--- Written exercise ---
Read the records below and copy each line that contains "title".

--- Rows ---
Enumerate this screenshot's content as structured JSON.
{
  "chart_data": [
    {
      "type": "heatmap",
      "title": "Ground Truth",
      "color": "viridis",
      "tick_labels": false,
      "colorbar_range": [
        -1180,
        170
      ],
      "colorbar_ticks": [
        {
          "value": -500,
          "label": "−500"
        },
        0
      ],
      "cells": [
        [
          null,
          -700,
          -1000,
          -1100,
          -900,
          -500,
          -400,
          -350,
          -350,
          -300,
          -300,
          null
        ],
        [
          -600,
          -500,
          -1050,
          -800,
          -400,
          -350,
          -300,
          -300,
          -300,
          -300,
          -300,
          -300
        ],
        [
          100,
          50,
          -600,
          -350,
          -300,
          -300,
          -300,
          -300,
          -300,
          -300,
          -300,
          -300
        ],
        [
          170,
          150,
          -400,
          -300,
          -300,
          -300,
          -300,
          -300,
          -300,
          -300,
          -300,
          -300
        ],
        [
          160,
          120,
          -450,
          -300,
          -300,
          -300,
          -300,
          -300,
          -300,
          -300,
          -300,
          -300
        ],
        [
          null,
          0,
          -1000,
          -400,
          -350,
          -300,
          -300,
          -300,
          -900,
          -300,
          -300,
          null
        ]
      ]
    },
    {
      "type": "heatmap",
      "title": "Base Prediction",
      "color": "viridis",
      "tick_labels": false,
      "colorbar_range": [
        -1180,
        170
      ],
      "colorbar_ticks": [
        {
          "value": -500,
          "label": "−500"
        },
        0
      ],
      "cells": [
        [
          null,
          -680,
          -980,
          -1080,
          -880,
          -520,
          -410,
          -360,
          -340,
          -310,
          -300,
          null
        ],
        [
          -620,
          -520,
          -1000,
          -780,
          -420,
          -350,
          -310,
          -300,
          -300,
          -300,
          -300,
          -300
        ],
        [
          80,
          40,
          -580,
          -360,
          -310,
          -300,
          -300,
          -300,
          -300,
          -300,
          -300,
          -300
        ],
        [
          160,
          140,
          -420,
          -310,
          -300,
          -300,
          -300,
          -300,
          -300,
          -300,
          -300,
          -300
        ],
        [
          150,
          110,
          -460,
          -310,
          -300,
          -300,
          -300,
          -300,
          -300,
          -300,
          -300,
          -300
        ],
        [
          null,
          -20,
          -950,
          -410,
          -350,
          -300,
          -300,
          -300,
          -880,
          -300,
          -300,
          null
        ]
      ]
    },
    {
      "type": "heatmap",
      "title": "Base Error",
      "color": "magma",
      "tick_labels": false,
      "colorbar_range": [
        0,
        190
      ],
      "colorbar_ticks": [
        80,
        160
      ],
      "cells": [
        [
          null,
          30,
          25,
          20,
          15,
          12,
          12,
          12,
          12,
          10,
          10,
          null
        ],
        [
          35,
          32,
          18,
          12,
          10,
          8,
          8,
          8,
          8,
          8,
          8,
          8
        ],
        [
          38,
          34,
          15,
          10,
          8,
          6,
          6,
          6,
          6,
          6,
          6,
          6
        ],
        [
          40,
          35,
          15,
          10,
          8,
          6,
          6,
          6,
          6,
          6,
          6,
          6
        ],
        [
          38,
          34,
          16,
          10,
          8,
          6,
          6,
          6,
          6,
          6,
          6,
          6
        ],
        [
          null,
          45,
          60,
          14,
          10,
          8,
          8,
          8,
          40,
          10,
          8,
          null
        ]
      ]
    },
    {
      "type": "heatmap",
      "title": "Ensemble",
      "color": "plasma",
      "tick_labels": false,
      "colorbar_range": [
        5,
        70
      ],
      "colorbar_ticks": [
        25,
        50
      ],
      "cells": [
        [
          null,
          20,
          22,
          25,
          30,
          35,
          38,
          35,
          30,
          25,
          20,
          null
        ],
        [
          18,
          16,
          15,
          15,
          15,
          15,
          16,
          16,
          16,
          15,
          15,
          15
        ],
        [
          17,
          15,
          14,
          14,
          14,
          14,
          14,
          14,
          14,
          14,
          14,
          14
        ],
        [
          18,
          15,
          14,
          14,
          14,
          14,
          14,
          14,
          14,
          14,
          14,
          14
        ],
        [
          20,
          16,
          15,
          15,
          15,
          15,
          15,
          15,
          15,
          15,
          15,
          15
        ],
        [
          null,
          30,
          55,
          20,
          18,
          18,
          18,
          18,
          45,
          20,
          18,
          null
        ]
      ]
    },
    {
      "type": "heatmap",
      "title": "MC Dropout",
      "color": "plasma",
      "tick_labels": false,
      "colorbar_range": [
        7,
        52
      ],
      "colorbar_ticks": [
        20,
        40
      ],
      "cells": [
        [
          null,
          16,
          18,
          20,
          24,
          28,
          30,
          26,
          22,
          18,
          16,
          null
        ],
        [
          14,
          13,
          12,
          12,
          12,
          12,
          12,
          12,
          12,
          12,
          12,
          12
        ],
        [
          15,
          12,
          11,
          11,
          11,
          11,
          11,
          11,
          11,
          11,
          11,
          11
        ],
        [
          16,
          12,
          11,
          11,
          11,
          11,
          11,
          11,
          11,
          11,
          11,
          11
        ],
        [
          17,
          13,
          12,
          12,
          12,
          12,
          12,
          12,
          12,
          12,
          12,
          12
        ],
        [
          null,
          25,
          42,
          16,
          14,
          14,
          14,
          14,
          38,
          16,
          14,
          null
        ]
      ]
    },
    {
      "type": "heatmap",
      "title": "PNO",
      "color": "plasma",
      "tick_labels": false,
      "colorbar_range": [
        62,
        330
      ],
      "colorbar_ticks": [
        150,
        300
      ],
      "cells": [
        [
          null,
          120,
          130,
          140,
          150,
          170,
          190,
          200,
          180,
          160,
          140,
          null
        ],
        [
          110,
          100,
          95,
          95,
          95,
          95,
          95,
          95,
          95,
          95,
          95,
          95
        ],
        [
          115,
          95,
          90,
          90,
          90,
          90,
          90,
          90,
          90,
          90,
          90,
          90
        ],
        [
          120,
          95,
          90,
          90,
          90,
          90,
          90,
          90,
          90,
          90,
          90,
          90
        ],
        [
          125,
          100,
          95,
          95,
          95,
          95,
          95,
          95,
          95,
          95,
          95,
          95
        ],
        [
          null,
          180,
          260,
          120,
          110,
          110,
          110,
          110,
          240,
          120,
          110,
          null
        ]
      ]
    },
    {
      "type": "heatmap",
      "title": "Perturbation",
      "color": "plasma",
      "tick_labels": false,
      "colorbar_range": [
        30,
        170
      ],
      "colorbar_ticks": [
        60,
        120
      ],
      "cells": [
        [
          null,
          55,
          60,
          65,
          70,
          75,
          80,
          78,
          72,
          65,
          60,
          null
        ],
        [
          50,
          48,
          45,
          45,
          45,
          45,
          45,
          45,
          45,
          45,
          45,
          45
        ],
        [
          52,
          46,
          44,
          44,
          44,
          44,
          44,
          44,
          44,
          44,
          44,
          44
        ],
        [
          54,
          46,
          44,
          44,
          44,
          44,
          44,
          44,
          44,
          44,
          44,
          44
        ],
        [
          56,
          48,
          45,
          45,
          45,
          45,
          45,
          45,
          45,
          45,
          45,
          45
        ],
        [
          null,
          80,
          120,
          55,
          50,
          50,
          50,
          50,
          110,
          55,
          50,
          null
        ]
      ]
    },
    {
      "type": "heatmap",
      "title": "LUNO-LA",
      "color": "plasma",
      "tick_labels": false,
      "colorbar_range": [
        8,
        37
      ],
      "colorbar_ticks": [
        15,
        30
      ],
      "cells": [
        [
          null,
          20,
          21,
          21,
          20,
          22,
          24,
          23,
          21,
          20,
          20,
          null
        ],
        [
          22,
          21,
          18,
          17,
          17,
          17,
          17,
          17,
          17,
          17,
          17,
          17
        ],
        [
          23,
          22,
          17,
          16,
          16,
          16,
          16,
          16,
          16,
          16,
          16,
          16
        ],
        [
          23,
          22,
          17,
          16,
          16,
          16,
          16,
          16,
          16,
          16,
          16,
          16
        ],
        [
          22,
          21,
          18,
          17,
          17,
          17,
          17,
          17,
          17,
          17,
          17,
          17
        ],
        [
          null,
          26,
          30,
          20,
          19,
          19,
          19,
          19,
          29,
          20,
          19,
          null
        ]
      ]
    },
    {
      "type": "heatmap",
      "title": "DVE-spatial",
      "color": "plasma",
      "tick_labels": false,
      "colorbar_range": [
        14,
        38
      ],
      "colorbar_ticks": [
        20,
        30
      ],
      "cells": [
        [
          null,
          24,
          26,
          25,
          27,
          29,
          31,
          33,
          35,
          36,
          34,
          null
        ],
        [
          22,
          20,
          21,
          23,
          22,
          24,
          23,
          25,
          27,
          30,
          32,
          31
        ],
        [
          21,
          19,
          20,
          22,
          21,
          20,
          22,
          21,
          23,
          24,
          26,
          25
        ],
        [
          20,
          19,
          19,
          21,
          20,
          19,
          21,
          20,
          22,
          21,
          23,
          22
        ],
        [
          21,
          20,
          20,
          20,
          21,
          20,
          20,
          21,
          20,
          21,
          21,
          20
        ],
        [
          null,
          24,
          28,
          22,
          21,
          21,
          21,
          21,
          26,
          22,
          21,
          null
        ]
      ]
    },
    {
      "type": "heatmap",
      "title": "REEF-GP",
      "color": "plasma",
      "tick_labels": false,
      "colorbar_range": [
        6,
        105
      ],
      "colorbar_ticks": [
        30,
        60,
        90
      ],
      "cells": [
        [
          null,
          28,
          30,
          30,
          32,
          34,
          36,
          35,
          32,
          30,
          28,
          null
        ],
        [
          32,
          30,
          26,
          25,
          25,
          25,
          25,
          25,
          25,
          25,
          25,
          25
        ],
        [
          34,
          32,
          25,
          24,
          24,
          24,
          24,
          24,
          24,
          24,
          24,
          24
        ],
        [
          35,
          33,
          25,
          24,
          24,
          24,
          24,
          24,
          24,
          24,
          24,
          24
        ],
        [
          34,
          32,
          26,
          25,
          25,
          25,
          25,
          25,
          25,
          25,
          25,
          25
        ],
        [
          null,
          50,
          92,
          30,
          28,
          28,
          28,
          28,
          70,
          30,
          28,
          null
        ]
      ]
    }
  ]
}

--- Full output ---
      "title": "Ground Truth",
      "title": "Base Prediction",
      "title": "Base Error",
      "title": "Ensemble",
      "title": "MC Dropout",
      "title": "PNO",
      "title": "Perturbation",
      "title": "LUNO-LA",
      "title": "DVE-spatial",
      "title": "REEF-GP",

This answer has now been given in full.